● Goal: Retype the lines of the listing below without any change, starting at the line that contains "menu-item-custom-watermark[interactable]: A Custom" and ending after the line that contains "letter-a-x-icon: A bbox=[273, 515, 289, 531]".

● Box annotation data:
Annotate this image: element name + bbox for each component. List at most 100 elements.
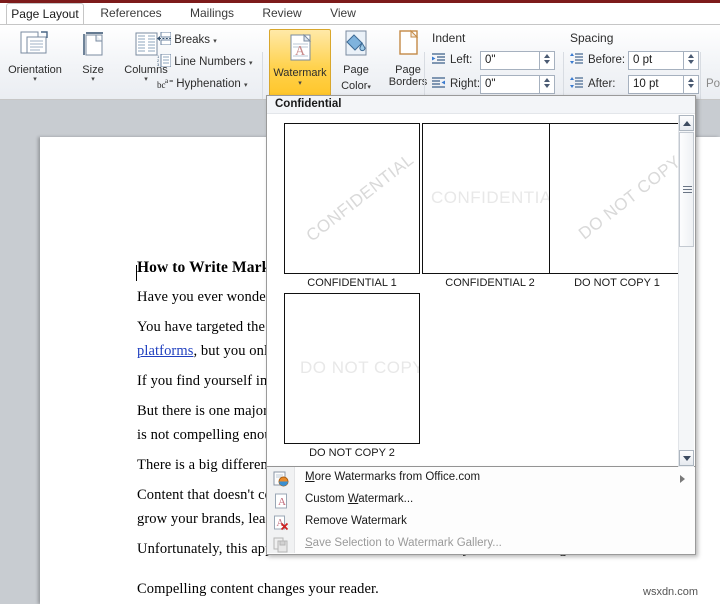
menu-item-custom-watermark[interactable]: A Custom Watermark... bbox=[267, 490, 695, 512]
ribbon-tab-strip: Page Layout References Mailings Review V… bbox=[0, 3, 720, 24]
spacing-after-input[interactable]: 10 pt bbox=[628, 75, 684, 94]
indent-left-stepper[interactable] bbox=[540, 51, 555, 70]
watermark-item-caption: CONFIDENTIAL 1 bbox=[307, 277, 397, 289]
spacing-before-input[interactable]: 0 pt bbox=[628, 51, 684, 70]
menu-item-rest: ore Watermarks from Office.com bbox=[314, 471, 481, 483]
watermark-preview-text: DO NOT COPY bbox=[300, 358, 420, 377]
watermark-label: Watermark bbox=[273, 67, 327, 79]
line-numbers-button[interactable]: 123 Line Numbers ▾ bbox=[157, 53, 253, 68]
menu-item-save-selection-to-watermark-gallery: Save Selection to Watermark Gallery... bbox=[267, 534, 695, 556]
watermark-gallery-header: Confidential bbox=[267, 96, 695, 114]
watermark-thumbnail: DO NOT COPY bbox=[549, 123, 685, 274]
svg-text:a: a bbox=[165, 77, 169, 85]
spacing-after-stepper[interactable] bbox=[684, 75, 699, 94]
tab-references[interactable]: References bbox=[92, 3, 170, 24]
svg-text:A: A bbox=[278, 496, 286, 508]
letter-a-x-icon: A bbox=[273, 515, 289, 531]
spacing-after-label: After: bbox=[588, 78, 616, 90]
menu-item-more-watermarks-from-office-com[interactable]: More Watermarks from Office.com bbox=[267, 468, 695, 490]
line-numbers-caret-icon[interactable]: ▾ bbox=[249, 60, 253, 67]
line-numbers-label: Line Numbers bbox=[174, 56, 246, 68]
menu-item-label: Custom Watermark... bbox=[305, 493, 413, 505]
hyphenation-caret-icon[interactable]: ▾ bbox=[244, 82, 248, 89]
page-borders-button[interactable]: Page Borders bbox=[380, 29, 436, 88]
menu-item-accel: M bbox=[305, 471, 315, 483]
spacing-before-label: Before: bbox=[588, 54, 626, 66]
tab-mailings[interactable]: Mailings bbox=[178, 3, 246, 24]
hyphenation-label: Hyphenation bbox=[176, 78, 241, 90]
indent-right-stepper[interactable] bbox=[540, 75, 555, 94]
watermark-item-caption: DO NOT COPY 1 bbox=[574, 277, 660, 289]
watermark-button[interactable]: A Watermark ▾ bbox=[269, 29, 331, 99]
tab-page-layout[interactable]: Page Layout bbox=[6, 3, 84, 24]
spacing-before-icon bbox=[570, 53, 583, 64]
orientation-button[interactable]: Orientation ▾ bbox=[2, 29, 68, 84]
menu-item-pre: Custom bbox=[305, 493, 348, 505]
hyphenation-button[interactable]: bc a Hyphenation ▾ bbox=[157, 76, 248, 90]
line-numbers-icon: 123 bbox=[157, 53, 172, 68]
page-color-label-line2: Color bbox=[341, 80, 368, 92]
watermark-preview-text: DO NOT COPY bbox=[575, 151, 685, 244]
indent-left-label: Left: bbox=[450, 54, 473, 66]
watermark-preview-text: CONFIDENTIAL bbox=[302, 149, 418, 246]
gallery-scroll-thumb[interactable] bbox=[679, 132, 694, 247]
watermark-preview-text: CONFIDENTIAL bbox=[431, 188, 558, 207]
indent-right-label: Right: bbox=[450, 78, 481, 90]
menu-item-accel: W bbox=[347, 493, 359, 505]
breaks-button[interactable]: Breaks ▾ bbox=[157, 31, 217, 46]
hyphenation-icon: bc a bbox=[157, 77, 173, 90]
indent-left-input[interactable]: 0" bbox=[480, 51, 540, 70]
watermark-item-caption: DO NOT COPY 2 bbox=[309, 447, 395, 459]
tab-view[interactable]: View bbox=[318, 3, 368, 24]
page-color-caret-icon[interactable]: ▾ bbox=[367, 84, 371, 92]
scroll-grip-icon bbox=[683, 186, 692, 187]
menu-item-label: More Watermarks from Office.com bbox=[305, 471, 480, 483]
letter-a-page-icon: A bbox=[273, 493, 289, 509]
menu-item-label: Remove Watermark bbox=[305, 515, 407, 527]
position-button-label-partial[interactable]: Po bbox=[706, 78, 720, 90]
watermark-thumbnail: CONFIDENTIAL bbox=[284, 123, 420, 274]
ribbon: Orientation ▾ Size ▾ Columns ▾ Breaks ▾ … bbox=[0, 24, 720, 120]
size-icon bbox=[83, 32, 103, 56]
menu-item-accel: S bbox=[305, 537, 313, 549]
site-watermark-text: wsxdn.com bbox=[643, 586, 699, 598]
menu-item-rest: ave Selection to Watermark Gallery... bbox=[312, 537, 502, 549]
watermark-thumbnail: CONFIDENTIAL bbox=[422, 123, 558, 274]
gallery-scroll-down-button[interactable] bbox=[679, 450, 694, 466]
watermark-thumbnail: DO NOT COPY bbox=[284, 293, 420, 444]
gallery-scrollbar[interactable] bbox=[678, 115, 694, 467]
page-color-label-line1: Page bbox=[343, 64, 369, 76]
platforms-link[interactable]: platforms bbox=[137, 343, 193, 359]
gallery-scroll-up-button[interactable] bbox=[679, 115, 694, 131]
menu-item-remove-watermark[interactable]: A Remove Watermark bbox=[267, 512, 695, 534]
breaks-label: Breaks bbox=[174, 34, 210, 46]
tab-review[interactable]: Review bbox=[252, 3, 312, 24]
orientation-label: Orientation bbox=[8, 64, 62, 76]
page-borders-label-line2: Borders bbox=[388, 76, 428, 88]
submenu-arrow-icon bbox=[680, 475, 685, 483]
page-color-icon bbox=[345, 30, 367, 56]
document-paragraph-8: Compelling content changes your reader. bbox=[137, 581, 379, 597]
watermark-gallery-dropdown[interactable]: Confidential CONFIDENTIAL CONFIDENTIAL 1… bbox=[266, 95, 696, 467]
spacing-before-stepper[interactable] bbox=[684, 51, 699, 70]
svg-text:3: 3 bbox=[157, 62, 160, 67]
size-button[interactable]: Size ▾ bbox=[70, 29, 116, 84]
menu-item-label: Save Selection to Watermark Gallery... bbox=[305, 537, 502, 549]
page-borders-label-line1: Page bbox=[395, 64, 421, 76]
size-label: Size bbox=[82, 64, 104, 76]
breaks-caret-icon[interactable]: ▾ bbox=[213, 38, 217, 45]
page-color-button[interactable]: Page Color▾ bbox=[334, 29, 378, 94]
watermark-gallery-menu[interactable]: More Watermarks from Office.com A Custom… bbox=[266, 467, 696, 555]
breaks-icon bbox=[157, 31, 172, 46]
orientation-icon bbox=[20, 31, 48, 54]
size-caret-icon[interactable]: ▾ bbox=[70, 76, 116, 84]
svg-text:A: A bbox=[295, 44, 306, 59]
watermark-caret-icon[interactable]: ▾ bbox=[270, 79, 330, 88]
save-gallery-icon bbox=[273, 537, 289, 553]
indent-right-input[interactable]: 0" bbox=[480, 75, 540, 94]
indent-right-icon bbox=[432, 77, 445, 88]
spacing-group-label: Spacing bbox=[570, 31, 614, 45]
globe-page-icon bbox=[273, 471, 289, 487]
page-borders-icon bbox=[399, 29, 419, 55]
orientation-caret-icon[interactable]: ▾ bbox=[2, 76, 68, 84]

● Worked solution:
menu-item-custom-watermark[interactable]: A Custom Watermark... bbox=[267, 490, 695, 512]
ribbon-tab-strip: Page Layout References Mailings Review V… bbox=[0, 3, 720, 24]
spacing-after-input[interactable]: 10 pt bbox=[628, 75, 684, 94]
indent-left-stepper[interactable] bbox=[540, 51, 555, 70]
watermark-item-caption: CONFIDENTIAL 1 bbox=[307, 277, 397, 289]
spacing-before-input[interactable]: 0 pt bbox=[628, 51, 684, 70]
menu-item-rest: ore Watermarks from Office.com bbox=[314, 471, 481, 483]
watermark-preview-text: DO NOT COPY bbox=[300, 358, 420, 377]
watermark-label: Watermark bbox=[273, 67, 327, 79]
line-numbers-button[interactable]: 123 Line Numbers ▾ bbox=[157, 53, 253, 68]
menu-item-save-selection-to-watermark-gallery: Save Selection to Watermark Gallery... bbox=[267, 534, 695, 556]
watermark-gallery-header: Confidential bbox=[267, 96, 695, 114]
watermark-thumbnail: DO NOT COPY bbox=[549, 123, 685, 274]
svg-text:a: a bbox=[165, 77, 169, 85]
spacing-after-stepper[interactable] bbox=[684, 75, 699, 94]
tab-references[interactable]: References bbox=[92, 3, 170, 24]
svg-text:A: A bbox=[278, 496, 286, 508]
letter-a-x-icon: A bbox=[273, 515, 289, 531]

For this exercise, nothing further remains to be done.